_Instructions for the task_.
Answer these questions from the text on the tuition and fees deduction below:
(a) Which married couples cannot take the deduction?
(b) Which form do schools use to report qualifying expenses to the student and the IRS?
(c) What is the maximum deduction for income over $65,000 and up to $80,000?

** Start Reading text **

Taxpayers can deduct up to $4,000 in tuition costs for the year


Individual taxpayers can deduct the cost of college tuition for themselves, their spouses, and their dependents. The Tuition and Fees Deduction is an above-the-line deduction taken directly on Form 1040 or the shorter Form 1040A. While the tuition deduction has been around since 2002, this deduction is scheduled to expire at the end of the year 2013.


Eligibility for the Tuition and Fees Deduction

The deduction is available for any person who paid tuition and other required fees for attending college, or any other post-secondary school. Parents can deduct tuition for their kids as long as the parents claim the student as a dependent. However, the deduction is not available for married couples who file separate tax returns. The tuition deduction is not restricted based on what year of college you are in, or if you are a part-time or full-time student. Taking even one class can qualify you for this deduction.


Expenses that Qualify for Deduction:

  • Tuition at an eligible educational institution, and
  • Fees required as a condition for enrollment or attendance

You can deduct tuition and other required fees for the year that you are filing your return and for classes starting in the first three months of the year to follow. The IRS provides the following example in Publication 970, "For example, if you paid $1,500 in December 2012 for qualified tuition for the spring 2013 semester beginning in January 2013, you may be able to use that $1,500 in figuring your 2012 deduction."

However, expenses for courses related to sports, games or hobbies and non-academic fees such as student activity fees, athletic fees and insurance expenses are not deductible, even if these fees are required by the school. Similarly, the cost of books, supplies and computer equipment cannot be deducted as part of the tuition and fees deduction. Schools report the amount of qualifying expenses to you and to the IRS using Form 1098-T.

"An eligible educational institution is any college, university, vocational school, or other postsecondary educational institution eligible to participate in a student aid program administered by the U.S. Department of Education.... The educational institution should be able to tell you if it is an eligible educational institution. Certain educational institutions located outside the United States also participate in the U.S. Department of Education's Federal Student Aid (FSA) programs" (from Publication 970).

Where to Claim the Tax Deduction

Report the tuition and fees tax deduction using Form 8917 (pdf, 2 pages). The amount of the deduction is also reported on Form 1040 or Form 1040A.

Limits and Income Ranges for the Tuition and Fees Deduction

The maximum amount of the tuition and fees deduction you can claim is $4,000 per year. The deduction is further limited by the following income ranges:
  • $4,000 maximum for income up to $65,000 ($130,000 for joint filers);
  • $2,000 maximum for income over $65,000 and up to $80,000 ($160,000 for joint filers);
  • no deduction for income over $80,000 ($160,000 for joint filers).

Income for the purpose of determining the limitation of the tuition and fees deduction is modified adjusted gross income. The adjusted gross income figure is modified by not taking the tuition and fees deduction into account, subtracting out any domestic production activities deduction, and adding back any foreign earned income exclusion, foreign housing exclusion, foreign housing deduction, or income excluded from American Samoa or Puerto Rico if any.

Other Education-Related Tax Breaks

You might also be eligible for the Lifetime Learning tax credit or the American Opportunity tax credit. These two tax credits are for post-secondary education.

These tax credits have different income ranges and different eligibility criteria than the Tuition & Fees Deduction. My suggestion is to see which tax breaks you qualify for, and if you qualify for more than one tax break, use whichever tax break that provides the greatest benefit.

** End Reading text **
** Start Raw data **

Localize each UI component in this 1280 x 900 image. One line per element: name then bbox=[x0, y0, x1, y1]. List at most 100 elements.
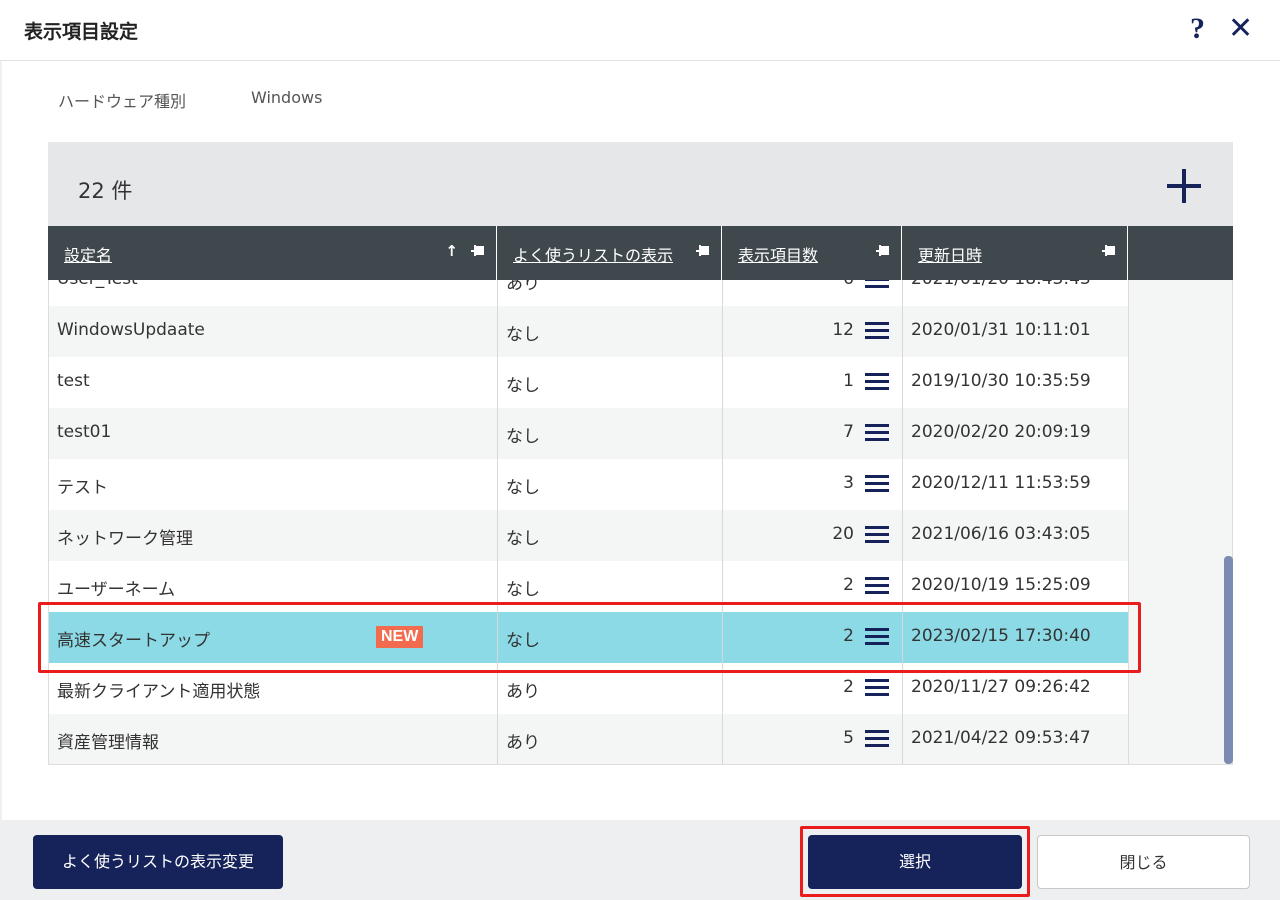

** End Raw data **

_Answer to the task_.
(a) Married couples who file separate tax returns.
(b) Form 1098-T.
(c) $2,000.